▶ Stated task
Every line with the string "arrière" should be gathered.

▶ Stored rows
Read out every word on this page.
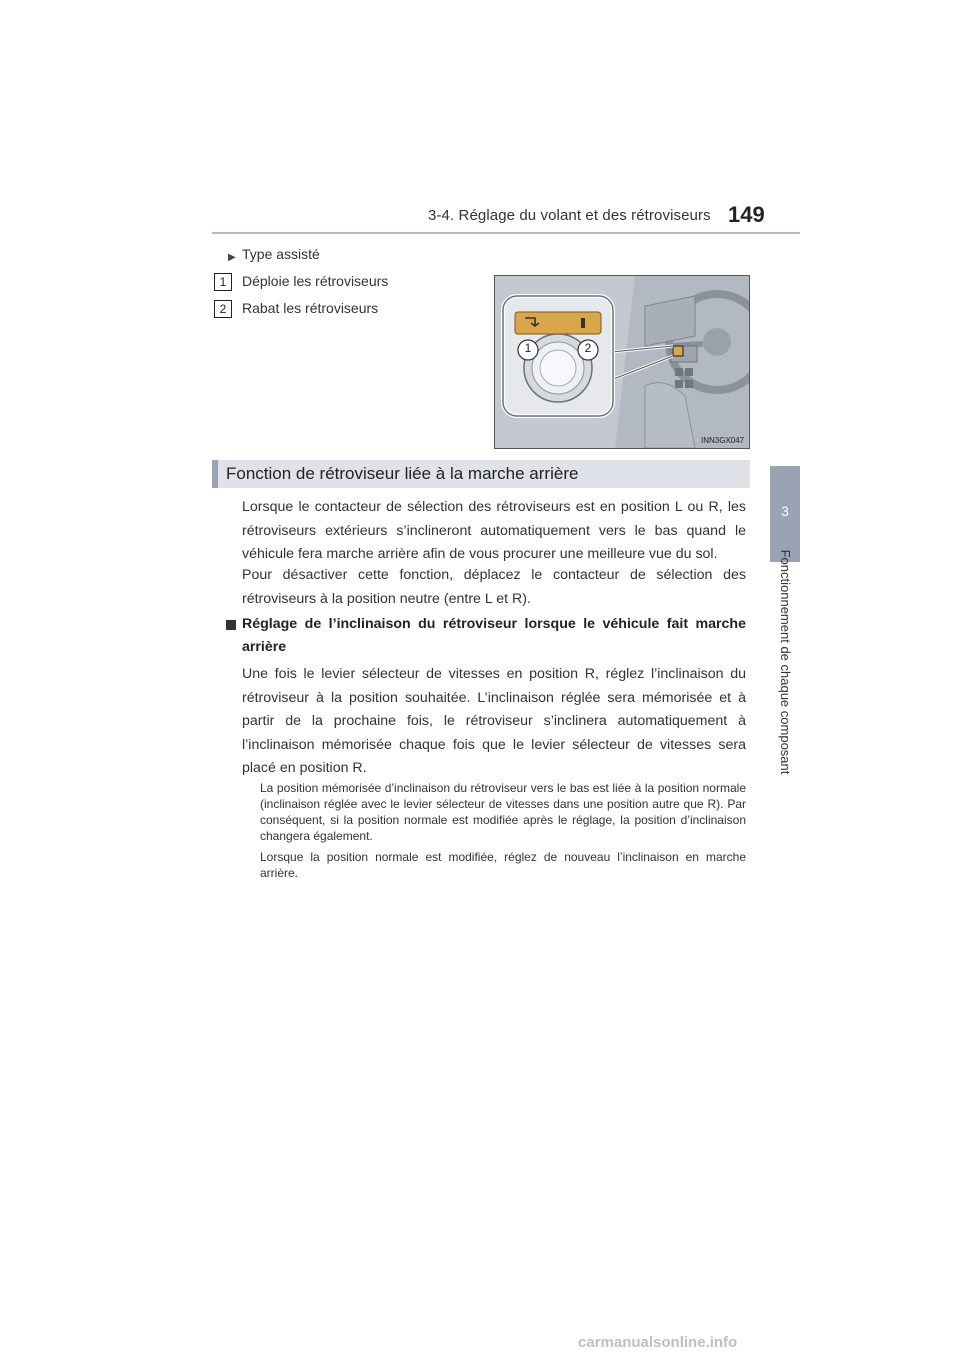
3-4. Réglage du volant et des rétroviseurs 149
3
Fonctionnement de chaque composant
▶ Type assisté
1	Déploie les rétroviseurs
2	Rabat les rétroviseurs
1	2
INN3GX047
Fonction de rétroviseur liée à la marche arrière
Lorsque le contacteur de sélection des rétroviseurs est en position L ou R, les rétroviseurs extérieurs s’inclineront automatiquement vers le bas quand le véhicule fera marche arrière afin de vous procurer une meilleure vue du sol.
Pour désactiver cette fonction, déplacez le contacteur de sélection des rétroviseurs à la position neutre (entre L et R).
Réglage de l’inclinaison du rétroviseur lorsque le véhicule fait marche arrière
Une fois le levier sélecteur de vitesses en position R, réglez l’inclinaison du rétroviseur à la position souhaitée. L’inclinaison réglée sera mémorisée et à partir de la prochaine fois, le rétroviseur s’inclinera automatiquement à l’inclinaison mémorisée chaque fois que le levier sélecteur de vitesses sera placé en position R.
La position mémorisée d’inclinaison du rétroviseur vers le bas est liée à la position normale (inclinaison réglée avec le levier sélecteur de vitesses dans une position autre que R). Par conséquent, si la position normale est modifiée après le réglage, la position d’inclinaison changera également.
Lorsque la position normale est modifiée, réglez de nouveau l’inclinaison en marche arrière.
carmanualsonline.info
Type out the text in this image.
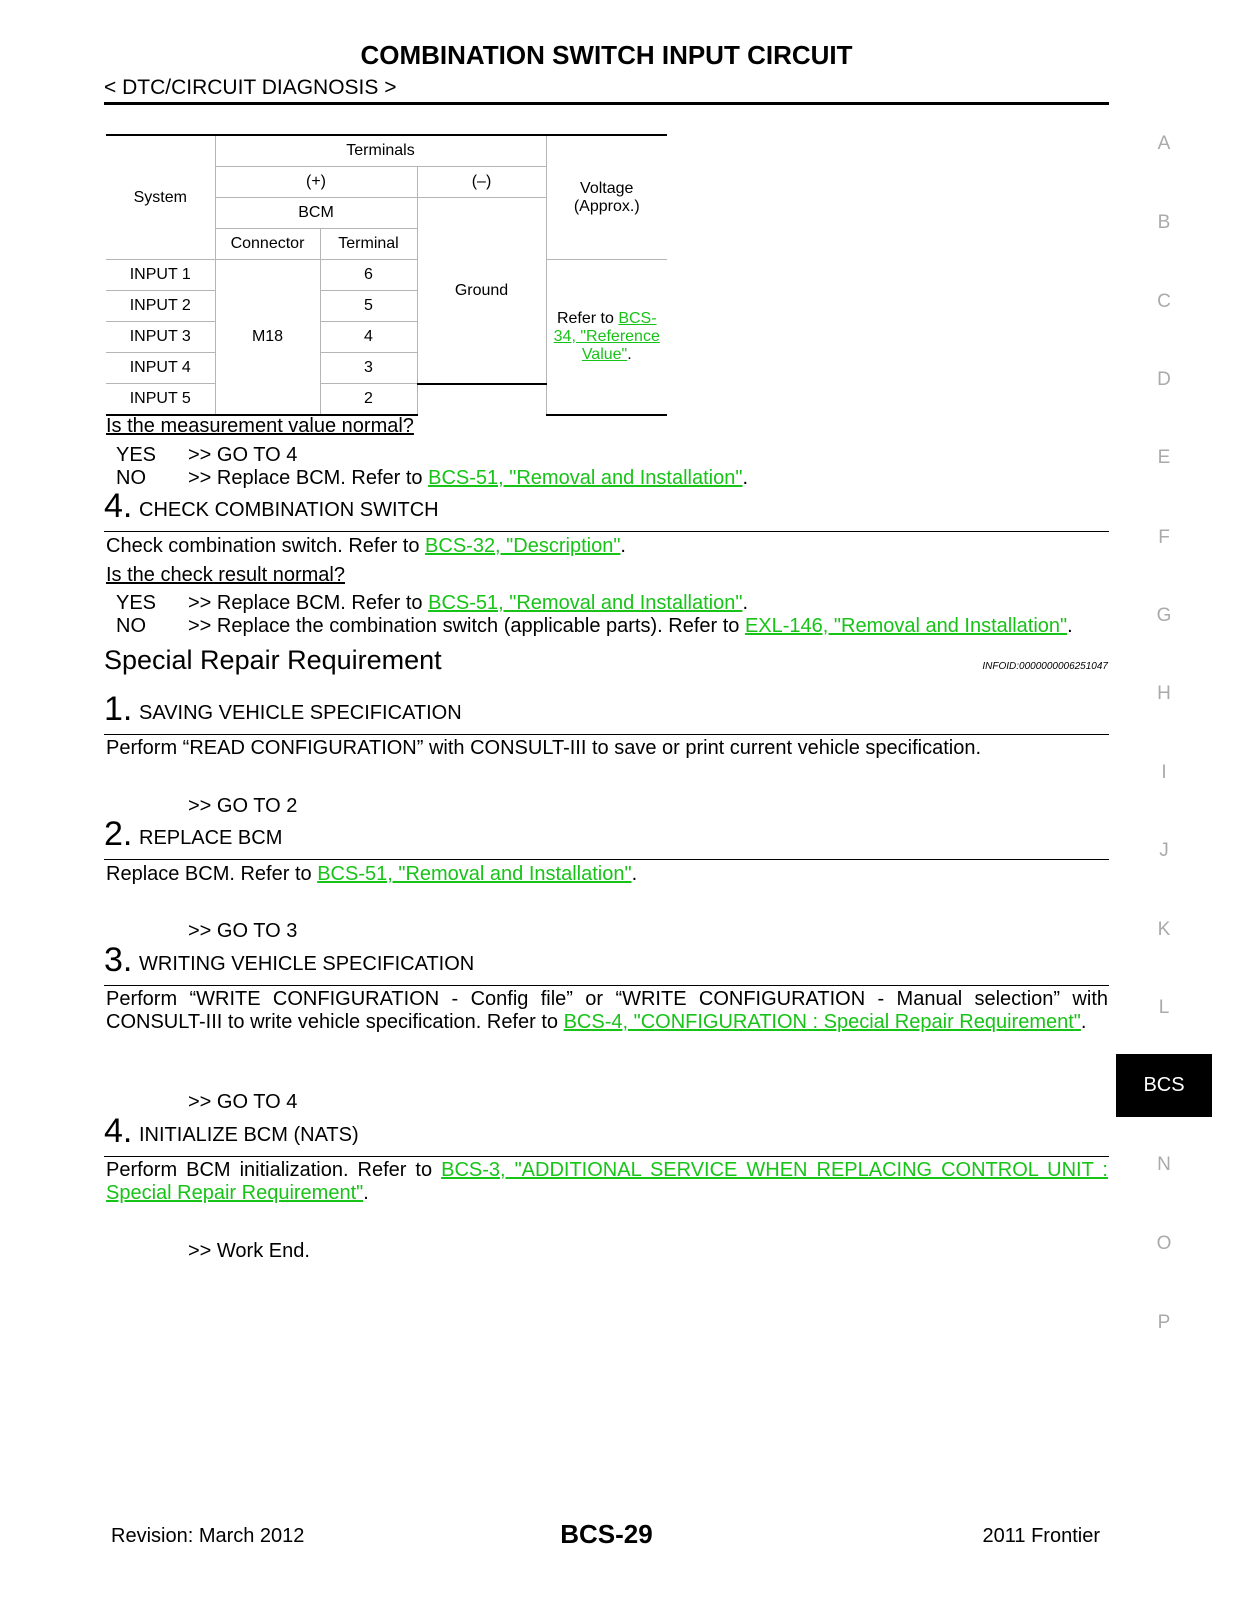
COMBINATION SWITCH INPUT CIRCUIT
< DTC/CIRCUIT DIAGNOSIS >
System	Terminals			Voltage
(Approx.)
	(+)		(–)	
	BCM		Ground	
	Connector	Terminal		
INPUT 1	M18	6		Refer to BCS-34, "Reference Value".
INPUT 2		5		
INPUT 3		4		
INPUT 4		3		
INPUT 5		2		
Is the measurement value normal?
YES >> GO TO 4
NO >> Replace BCM. Refer to BCS-51, "Removal and Installation".
4. CHECK COMBINATION SWITCH
Check combination switch. Refer to BCS-32, "Description".
Is the check result normal?
YES >> Replace BCM. Refer to BCS-51, "Removal and Installation".
NO >> Replace the combination switch (applicable parts). Refer to EXL-146, "Removal and Installation".
Special Repair Requirement	INFOID:0000000006251047
1. SAVING VEHICLE SPECIFICATION
Perform “READ CONFIGURATION” with CONSULT-III to save or print current vehicle specification.
>> GO TO 2
2. REPLACE BCM
Replace BCM. Refer to BCS-51, "Removal and Installation".
>> GO TO 3
3. WRITING VEHICLE SPECIFICATION
Perform “WRITE CONFIGURATION - Config file” or “WRITE CONFIGURATION - Manual selection” with CONSULT-III to write vehicle specification. Refer to BCS-4, "CONFIGURATION : Special Repair Requirement".
>> GO TO 4
4. INITIALIZE BCM (NATS)
Perform BCM initialization. Refer to BCS-3, "ADDITIONAL SERVICE WHEN REPLACING CONTROL UNIT : Special Repair Requirement".
>> Work End.
A
B
C
D
E
F
G
H
I
J
K
L
BCS
N
O
P
Revision: March 2012	BCS-29	2011 Frontier
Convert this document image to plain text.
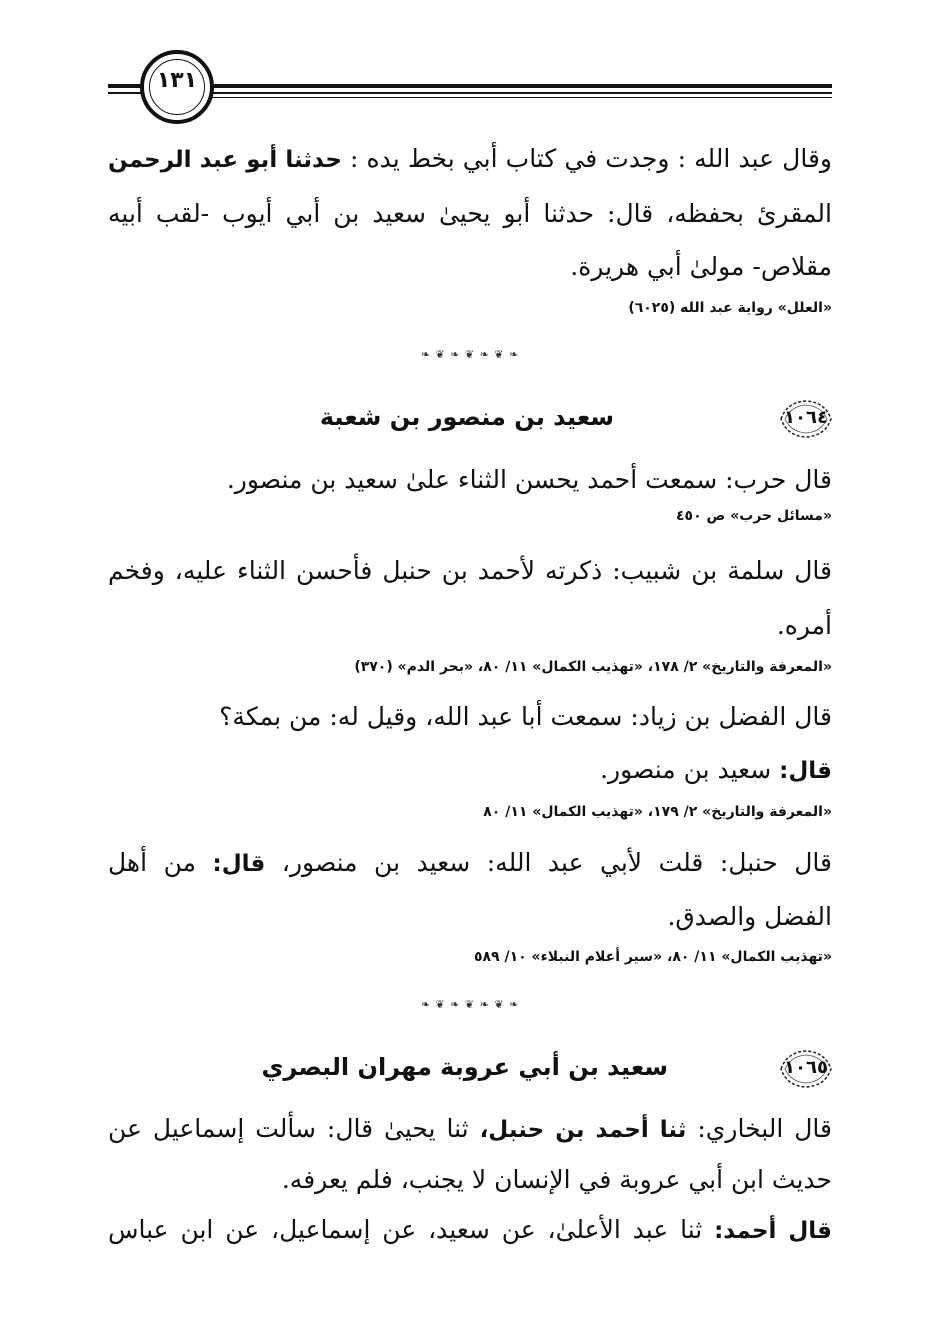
١٣١
وقال عبد الله : وجدت في كتاب أبي بخط يده : حدثنا أبو عبد الرحمن
المقرئ بحفظه، قال: حدثنا أبو يحيىٰ سعيد بن أبي أيوب -لقب أبيه
مقلاص- مولىٰ أبي هريرة.
«العلل» رواية عبد الله (٦٠٢٥)
❧ ❦ ❧ ❦ ❧ ❦ ❧
١٠٦٤
سعيد بن منصور بن شعبة
قال حرب: سمعت أحمد يحسن الثناء علىٰ سعيد بن منصور.
«مسائل حرب» ص ٤٥٠
قال سلمة بن شبيب: ذكرته لأحمد بن حنبل فأحسن الثناء عليه، وفخم
أمره.
«المعرفة والتاريخ» ٢/ ١٧٨، «تهذيب الكمال» ١١/ ٨٠، «بحر الدم» (٣٧٠)
قال الفضل بن زياد: سمعت أبا عبد الله، وقيل له: من بمكة؟
قال: سعيد بن منصور.
«المعرفة والتاريخ» ٢/ ١٧٩، «تهذيب الكمال» ١١/ ٨٠
قال حنبل: قلت لأبي عبد الله: سعيد بن منصور، قال: من أهل
الفضل والصدق.
«تهذيب الكمال» ١١/ ٨٠، «سير أعلام النبلاء» ١٠/ ٥٨٩
❧ ❦ ❧ ❦ ❧ ❦ ❧
١٠٦٥
سعيد بن أبي عروبة مهران البصري
قال البخاري: ثنا أحمد بن حنبل، ثنا يحيىٰ قال: سألت إسماعيل عن
حديث ابن أبي عروبة في الإنسان لا يجنب، فلم يعرفه.
قال أحمد: ثنا عبد الأعلىٰ، عن سعيد، عن إسماعيل، عن ابن عباس
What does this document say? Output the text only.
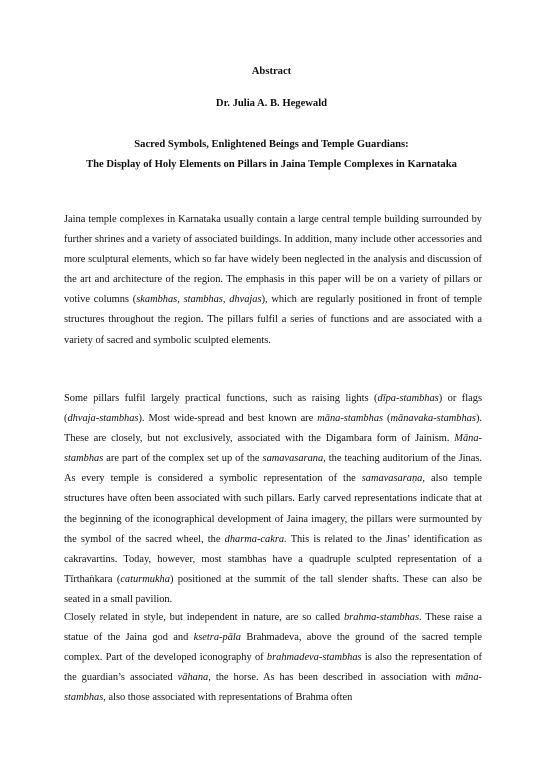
Abstract
Dr. Julia A. B. Hegewald
Sacred Symbols, Enlightened Beings and Temple Guardians:
The Display of Holy Elements on Pillars in Jaina Temple Complexes in Karnataka

Jaina temple complexes in Karnataka usually contain a large central temple building surrounded by further shrines and a variety of associated buildings. In addition, many include other accessories and more sculptural elements, which so far have widely been neglected in the analysis and discussion of the art and architecture of the region. The emphasis in this paper will be on a variety of pillars or votive columns (skambhas, stambhas, dhvajas), which are regularly positioned in front of temple structures throughout the region. The pillars fulfil a series of functions and are associated with a variety of sacred and symbolic sculpted elements.

Some pillars fulfil largely practical functions, such as raising lights (dīpa-stambhas) or flags (dhvaja-stambhas). Most wide-spread and best known are māna-stambhas (mānavaka-stambhas). These are closely, but not exclusively, associated with the Digambara form of Jainism. Māna-stambhas are part of the complex set up of the samavasarana, the teaching auditorium of the Jinas. As every temple is considered a symbolic representation of the samavasaraṇa, also temple structures have often been associated with such pillars. Early carved representations indicate that at the beginning of the iconographical development of Jaina imagery, the pillars were surmounted by the symbol of the sacred wheel, the dharma-cakra. This is related to the Jinas’ identification as cakravartins. Today, however, most stambhas have a quadruple sculpted representation of a Tīrthaṅkara (caturmukha) positioned at the summit of the tall slender shafts. These can also be seated in a small pavilion.

Closely related in style, but independent in nature, are so called brahma-stambhas. These raise a statue of the Jaina god and ksetra-pāla Brahmadeva, above the ground of the sacred temple complex. Part of the developed iconography of brahmadeva-stambhas is also the representation of the guardian’s associated vāhana, the horse. As has been described in association with māna-stambhas, also those associated with representations of Brahma often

▶ Response for this exercise
Fonction de rétroviseur liée à la marche arrière
Lorsque le contacteur de sélection des rétroviseurs est en position L ou R, les rétroviseurs extérieurs s’inclineront automatiquement vers le bas quand le véhicule fera marche arrière afin de vous procurer une meilleure vue du sol.
Réglage de l’inclinaison du rétroviseur lorsque le véhicule fait marche arrière
Lorsque la position normale est modifiée, réglez de nouveau l’inclinaison en marche arrière.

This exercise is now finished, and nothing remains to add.